►

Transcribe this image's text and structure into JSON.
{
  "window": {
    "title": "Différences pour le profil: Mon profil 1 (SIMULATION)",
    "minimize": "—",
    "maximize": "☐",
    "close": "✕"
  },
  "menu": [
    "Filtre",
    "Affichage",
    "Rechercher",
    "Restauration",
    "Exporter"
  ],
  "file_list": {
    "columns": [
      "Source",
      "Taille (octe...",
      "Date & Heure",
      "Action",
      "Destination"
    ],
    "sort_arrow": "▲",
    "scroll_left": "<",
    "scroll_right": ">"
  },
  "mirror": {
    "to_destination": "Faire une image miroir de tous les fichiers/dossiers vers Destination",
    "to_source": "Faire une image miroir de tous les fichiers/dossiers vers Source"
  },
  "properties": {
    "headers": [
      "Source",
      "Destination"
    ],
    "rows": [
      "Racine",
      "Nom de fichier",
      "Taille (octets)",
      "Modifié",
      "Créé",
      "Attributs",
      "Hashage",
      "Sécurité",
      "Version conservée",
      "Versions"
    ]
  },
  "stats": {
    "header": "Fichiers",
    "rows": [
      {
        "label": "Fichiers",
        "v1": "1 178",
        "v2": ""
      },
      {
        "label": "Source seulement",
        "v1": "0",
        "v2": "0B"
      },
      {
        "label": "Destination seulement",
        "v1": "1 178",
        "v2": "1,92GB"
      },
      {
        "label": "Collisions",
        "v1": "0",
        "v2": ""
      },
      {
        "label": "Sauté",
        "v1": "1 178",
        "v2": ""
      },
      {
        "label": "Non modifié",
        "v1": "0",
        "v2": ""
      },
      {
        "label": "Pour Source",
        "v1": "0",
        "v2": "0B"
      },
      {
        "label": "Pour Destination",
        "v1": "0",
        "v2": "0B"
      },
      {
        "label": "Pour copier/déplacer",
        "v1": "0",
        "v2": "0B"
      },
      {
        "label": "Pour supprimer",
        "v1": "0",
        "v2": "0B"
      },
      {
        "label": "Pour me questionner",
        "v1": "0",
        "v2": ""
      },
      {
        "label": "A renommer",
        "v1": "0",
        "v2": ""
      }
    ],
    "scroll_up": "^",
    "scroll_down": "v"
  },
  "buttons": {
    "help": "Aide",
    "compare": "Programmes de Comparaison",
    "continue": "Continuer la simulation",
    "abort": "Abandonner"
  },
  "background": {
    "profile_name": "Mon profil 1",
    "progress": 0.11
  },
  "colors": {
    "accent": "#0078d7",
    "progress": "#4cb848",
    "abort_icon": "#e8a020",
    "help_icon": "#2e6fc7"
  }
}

◄

→ **WHAT NEEDS TO BE DONE**
Check all the records above and select each line where the string "profil" is found.

→ **ANSWER TO THIS EXERCISE**
    "title": "Différences pour le profil: Mon profil 1 (SIMULATION)",
    "profile_name": "Mon profil 1",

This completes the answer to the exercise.